— begin Materials provided —
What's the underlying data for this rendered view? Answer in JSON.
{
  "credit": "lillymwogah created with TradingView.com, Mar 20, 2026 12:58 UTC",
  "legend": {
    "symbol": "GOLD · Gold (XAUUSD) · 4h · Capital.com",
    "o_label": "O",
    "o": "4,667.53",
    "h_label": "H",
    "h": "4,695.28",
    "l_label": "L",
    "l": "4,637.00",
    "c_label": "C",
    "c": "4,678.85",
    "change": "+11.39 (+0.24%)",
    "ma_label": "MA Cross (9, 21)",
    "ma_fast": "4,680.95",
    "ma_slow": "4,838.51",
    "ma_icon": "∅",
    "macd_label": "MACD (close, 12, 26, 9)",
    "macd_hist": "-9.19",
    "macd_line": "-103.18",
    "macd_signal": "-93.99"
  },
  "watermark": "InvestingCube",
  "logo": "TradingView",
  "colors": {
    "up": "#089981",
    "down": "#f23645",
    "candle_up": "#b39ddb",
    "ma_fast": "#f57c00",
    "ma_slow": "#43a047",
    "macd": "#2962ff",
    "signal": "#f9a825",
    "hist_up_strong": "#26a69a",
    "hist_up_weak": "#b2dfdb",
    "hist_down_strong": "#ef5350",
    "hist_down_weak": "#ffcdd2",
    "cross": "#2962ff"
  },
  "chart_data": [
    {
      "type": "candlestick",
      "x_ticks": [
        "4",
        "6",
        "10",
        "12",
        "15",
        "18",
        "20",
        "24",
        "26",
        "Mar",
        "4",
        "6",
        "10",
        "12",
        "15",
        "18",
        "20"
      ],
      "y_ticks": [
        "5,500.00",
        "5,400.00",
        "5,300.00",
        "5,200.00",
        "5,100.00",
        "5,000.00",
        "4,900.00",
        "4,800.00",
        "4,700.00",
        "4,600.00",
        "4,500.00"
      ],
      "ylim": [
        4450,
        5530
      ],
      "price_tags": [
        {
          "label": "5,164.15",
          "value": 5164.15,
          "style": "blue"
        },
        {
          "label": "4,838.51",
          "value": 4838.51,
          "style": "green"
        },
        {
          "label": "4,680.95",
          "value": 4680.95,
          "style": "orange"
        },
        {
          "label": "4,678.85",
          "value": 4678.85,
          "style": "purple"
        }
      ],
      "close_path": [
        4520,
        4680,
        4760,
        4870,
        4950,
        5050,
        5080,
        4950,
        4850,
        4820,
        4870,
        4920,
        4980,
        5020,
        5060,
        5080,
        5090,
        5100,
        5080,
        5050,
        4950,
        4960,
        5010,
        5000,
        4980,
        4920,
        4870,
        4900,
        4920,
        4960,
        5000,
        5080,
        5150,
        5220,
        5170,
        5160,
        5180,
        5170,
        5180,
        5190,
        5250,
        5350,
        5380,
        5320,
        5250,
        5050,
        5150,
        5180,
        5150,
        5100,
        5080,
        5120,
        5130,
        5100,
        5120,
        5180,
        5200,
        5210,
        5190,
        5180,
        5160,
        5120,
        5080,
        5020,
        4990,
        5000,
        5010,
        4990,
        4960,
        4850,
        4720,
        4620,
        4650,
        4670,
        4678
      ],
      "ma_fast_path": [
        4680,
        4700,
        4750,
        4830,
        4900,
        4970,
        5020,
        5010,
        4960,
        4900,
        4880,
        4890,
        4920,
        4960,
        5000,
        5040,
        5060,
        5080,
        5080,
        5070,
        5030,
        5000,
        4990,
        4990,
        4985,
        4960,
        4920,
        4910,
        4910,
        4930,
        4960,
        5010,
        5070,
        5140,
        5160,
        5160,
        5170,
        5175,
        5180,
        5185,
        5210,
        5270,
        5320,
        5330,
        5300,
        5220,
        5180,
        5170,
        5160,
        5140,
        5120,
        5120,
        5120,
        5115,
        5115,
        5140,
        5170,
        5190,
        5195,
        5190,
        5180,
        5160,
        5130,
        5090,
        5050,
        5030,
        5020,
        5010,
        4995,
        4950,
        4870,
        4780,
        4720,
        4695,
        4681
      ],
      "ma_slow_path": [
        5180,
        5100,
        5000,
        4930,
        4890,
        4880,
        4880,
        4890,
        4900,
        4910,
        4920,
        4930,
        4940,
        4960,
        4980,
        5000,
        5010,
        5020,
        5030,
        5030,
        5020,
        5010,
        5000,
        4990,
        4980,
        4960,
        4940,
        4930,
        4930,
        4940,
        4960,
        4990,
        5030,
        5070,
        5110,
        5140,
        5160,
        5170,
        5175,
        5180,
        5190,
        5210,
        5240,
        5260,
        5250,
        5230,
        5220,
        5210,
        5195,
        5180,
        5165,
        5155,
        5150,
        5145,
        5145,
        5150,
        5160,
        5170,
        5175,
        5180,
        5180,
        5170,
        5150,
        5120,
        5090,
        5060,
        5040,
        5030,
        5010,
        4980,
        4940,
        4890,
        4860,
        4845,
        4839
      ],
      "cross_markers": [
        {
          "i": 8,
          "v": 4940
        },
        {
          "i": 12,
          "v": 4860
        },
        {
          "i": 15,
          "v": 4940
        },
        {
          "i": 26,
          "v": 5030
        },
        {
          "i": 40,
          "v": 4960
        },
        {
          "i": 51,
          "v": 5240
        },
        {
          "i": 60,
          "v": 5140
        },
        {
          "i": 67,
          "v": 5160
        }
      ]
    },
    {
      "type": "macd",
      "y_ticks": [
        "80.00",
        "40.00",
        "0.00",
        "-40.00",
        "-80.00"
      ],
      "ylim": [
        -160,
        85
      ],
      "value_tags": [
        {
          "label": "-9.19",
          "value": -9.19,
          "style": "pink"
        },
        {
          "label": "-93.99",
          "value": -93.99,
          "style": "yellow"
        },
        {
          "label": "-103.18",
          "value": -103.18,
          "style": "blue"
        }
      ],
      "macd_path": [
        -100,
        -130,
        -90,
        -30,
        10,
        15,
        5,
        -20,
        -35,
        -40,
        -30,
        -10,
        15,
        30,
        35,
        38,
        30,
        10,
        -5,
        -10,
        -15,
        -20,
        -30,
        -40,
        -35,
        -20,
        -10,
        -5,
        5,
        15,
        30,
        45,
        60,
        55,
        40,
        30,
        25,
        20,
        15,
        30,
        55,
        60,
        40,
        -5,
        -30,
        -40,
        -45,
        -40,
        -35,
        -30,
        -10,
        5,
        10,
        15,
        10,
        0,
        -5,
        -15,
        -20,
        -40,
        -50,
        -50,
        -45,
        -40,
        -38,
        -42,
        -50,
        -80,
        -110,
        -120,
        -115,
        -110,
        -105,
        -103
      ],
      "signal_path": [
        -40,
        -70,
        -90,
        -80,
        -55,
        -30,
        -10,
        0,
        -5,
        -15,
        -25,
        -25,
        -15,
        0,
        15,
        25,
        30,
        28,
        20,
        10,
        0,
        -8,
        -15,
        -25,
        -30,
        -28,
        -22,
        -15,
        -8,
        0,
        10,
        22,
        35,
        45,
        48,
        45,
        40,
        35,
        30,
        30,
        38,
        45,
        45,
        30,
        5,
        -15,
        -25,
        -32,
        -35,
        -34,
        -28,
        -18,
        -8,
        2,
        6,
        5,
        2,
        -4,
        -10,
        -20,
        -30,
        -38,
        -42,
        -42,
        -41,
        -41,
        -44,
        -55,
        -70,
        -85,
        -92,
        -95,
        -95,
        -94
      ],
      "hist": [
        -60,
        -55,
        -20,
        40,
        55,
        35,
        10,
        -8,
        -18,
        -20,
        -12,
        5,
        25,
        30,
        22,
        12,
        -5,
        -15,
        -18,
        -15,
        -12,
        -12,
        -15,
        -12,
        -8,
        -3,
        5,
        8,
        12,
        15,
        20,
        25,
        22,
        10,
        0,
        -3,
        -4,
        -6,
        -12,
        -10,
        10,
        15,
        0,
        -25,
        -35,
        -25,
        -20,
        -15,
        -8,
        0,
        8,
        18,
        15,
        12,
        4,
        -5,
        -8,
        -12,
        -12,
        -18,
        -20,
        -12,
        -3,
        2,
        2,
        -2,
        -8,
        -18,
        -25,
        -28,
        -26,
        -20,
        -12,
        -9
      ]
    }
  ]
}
— end Materials provided —
● Requirement: Pick out the lines containing the string "style".

● Answer to the problem:
          "style": "blue"
          "style": "green"
          "style": "orange"
          "style": "purple"
          "style": "pink"
          "style": "yellow"
          "style": "blue"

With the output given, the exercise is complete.